[BEGIN STORED DATA]

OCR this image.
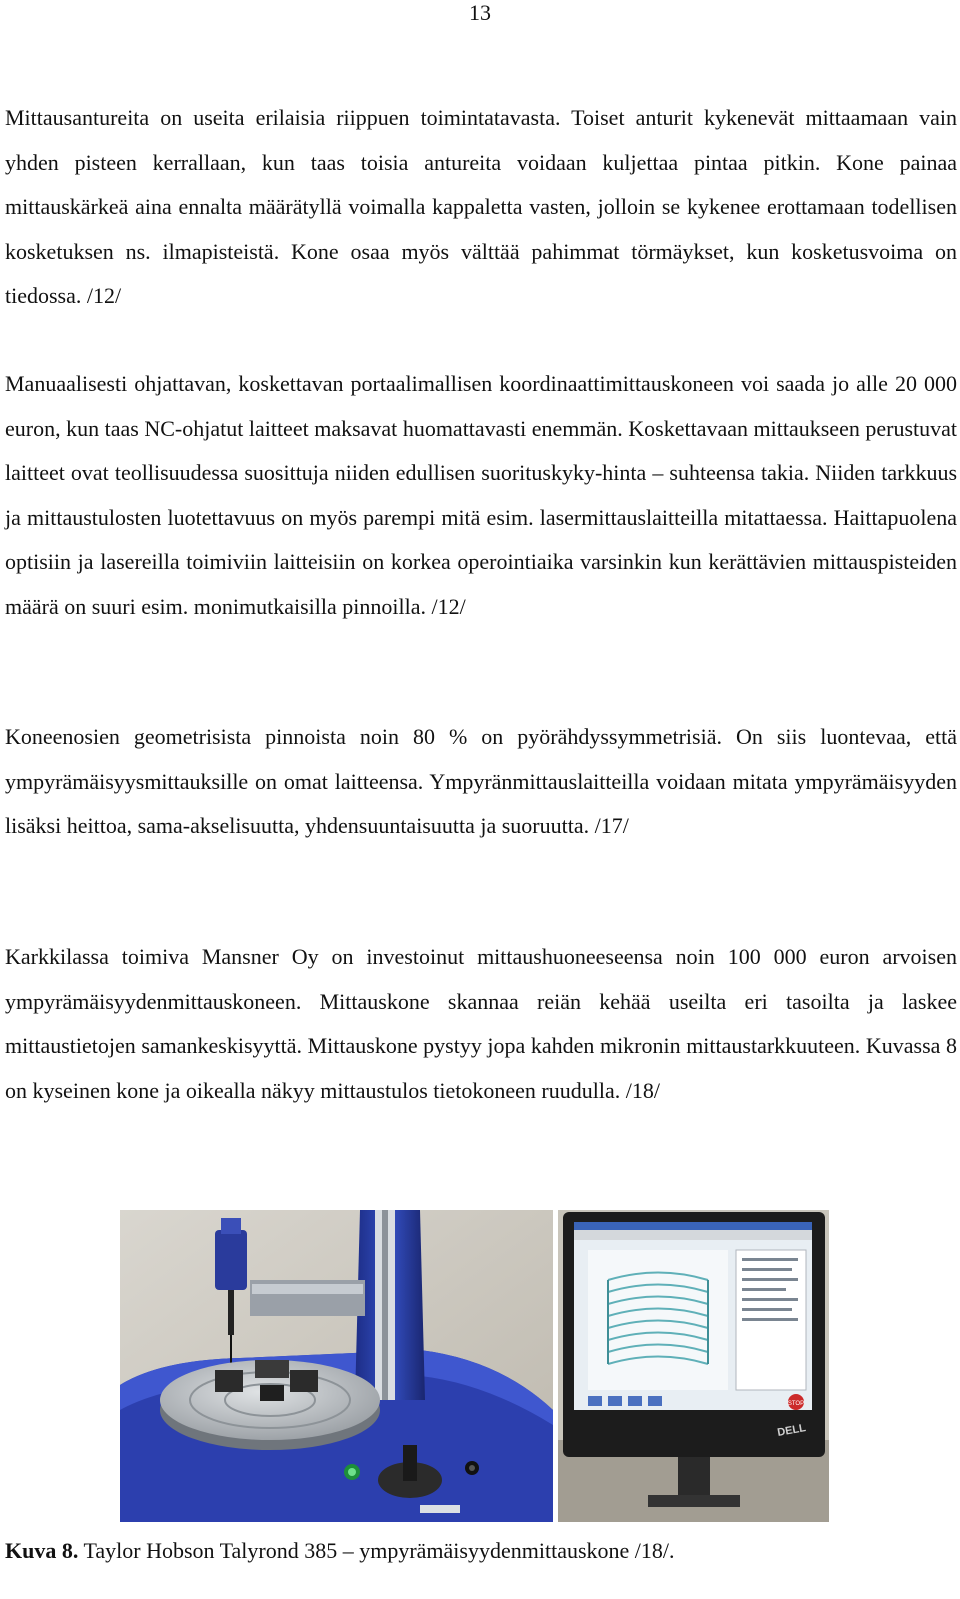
13

Mittausantureita on useita erilaisia riippuen toimintatavasta. Toiset anturit kykenevät mittaamaan vain yhden pisteen kerrallaan, kun taas toisia antureita voidaan kuljettaa pintaa pitkin. Kone painaa mittauskärkeä aina ennalta määrätyllä voimalla kappaletta vasten, jolloin se kykenee erottamaan todellisen kosketuksen ns. ilmapisteistä. Kone osaa myös välttää pahimmat törmäykset, kun kosketusvoima on tiedossa. /12/

Manuaalisesti ohjattavan, koskettavan portaalimallisen koordinaattimittauskoneen voi saada jo alle 20 000 euron, kun taas NC-ohjatut laitteet maksavat huomattavasti enemmän. Koskettavaan mittaukseen perustuvat laitteet ovat teollisuudessa suosittuja niiden edullisen suorituskyky-hinta – suhteensa takia. Niiden tarkkuus ja mittaustulosten luotettavuus on myös parempi mitä esim. lasermittauslaitteilla mitattaessa. Haittapuolena optisiin ja lasereilla toimiviin laitteisiin on korkea operointiaika varsinkin kun kerättävien mittauspisteiden määrä on suuri esim. monimutkaisilla pinnoilla. /12/

Koneenosien geometrisista pinnoista noin 80 % on pyörähdyssymmetrisiä. On siis luontevaa, että ympyrämäisyysmittauksille on omat laitteensa. Ympyränmittauslaitteilla voidaan mitata ympyrämäisyyden lisäksi heittoa, sama-akselisuutta, yhdensuuntaisuutta ja suoruutta. /17/

Karkkilassa toimiva Mansner Oy on investoinut mittaushuoneeseensa noin 100 000 euron arvoisen ympyrämäisyydenmittauskoneen. Mittauskone skannaa reiän kehää useilta eri tasoilta ja laskee mittaustietojen samankeskisyyttä. Mittauskone pystyy jopa kahden mikronin mittaustarkkuuteen. Kuvassa 8 on kyseinen kone ja oikealla näkyy mittaustulos tietokoneen ruudulla. /18/

STOP
DELL

Kuva 8. Taylor Hobson Talyrond 385 – ympyrämäisyydenmittauskone /18/.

[END STORED DATA]

Please repeat the entries exactly. Do not include the pictures.

## EXERCISE OUTPUT
OCR this image.
13

Mittausantureita on useita erilaisia riippuen toimintatavasta. Toiset anturit kykenevät mittaamaan vain yhden pisteen kerrallaan, kun taas toisia antureita voidaan kuljettaa pintaa pitkin. Kone painaa mittauskärkeä aina ennalta määrätyllä voimalla kappaletta vasten, jolloin se kykenee erottamaan todellisen kosketuksen ns. ilmapisteistä. Kone osaa myös välttää pahimmat törmäykset, kun kosketusvoima on tiedossa. /12/

Manuaalisesti ohjattavan, koskettavan portaalimallisen koordinaattimittauskoneen voi saada jo alle 20 000 euron, kun taas NC-ohjatut laitteet maksavat huomattavasti enemmän. Koskettavaan mittaukseen perustuvat laitteet ovat teollisuudessa suosittuja niiden edullisen suorituskyky-hinta – suhteensa takia. Niiden tarkkuus ja mittaustulosten luotettavuus on myös parempi mitä esim. lasermittauslaitteilla mitattaessa. Haittapuolena optisiin ja lasereilla toimiviin laitteisiin on korkea operointiaika varsinkin kun kerättävien mittauspisteiden määrä on suuri esim. monimutkaisilla pinnoilla. /12/

Koneenosien geometrisista pinnoista noin 80 % on pyörähdyssymmetrisiä. On siis luontevaa, että ympyrämäisyysmittauksille on omat laitteensa. Ympyränmittauslaitteilla voidaan mitata ympyrämäisyyden lisäksi heittoa, sama-akselisuutta, yhdensuuntaisuutta ja suoruutta. /17/

Karkkilassa toimiva Mansner Oy on investoinut mittaushuoneeseensa noin 100 000 euron arvoisen ympyrämäisyydenmittauskoneen. Mittauskone skannaa reiän kehää useilta eri tasoilta ja laskee mittaustietojen samankeskisyyttä. Mittauskone pystyy jopa kahden mikronin mittaustarkkuuteen. Kuvassa 8 on kyseinen kone ja oikealla näkyy mittaustulos tietokoneen ruudulla. /18/

STOP
DELL

Kuva 8. Taylor Hobson Talyrond 385 – ympyrämäisyydenmittauskone /18/.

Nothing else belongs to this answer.